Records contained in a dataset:
===============

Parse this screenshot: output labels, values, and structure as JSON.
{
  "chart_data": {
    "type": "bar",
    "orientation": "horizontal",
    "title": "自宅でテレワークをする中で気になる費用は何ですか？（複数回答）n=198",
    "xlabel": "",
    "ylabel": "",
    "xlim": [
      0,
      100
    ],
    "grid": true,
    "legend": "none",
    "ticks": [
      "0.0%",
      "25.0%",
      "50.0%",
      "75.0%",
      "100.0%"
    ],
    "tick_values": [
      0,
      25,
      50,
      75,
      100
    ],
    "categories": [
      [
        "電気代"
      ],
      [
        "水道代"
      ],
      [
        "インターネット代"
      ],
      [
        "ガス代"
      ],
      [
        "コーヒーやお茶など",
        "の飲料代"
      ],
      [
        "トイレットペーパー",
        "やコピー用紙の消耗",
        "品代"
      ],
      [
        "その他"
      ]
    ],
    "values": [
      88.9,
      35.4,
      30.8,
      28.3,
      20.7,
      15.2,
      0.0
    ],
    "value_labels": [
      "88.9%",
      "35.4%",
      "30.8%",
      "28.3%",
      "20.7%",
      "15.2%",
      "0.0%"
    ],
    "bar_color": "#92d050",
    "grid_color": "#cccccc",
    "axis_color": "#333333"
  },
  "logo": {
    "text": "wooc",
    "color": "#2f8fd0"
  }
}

===============

→ What the task asks
Show the data once more, exactly as it was written.

→ Final result
Parse this screenshot: output labels, values, and structure as JSON.
{
  "chart_data": {
    "type": "bar",
    "orientation": "horizontal",
    "title": "自宅でテレワークをする中で気になる費用は何ですか？（複数回答）n=198",
    "xlabel": "",
    "ylabel": "",
    "xlim": [
      0,
      100
    ],
    "grid": true,
    "legend": "none",
    "ticks": [
      "0.0%",
      "25.0%",
      "50.0%",
      "75.0%",
      "100.0%"
    ],
    "tick_values": [
      0,
      25,
      50,
      75,
      100
    ],
    "categories": [
      [
        "電気代"
      ],
      [
        "水道代"
      ],
      [
        "インターネット代"
      ],
      [
        "ガス代"
      ],
      [
        "コーヒーやお茶など",
        "の飲料代"
      ],
      [
        "トイレットペーパー",
        "やコピー用紙の消耗",
        "品代"
      ],
      [
        "その他"
      ]
    ],
    "values": [
      88.9,
      35.4,
      30.8,
      28.3,
      20.7,
      15.2,
      0.0
    ],
    "value_labels": [
      "88.9%",
      "35.4%",
      "30.8%",
      "28.3%",
      "20.7%",
      "15.2%",
      "0.0%"
    ],
    "bar_color": "#92d050",
    "grid_color": "#cccccc",
    "axis_color": "#333333"
  },
  "logo": {
    "text": "wooc",
    "color": "#2f8fd0"
  }
}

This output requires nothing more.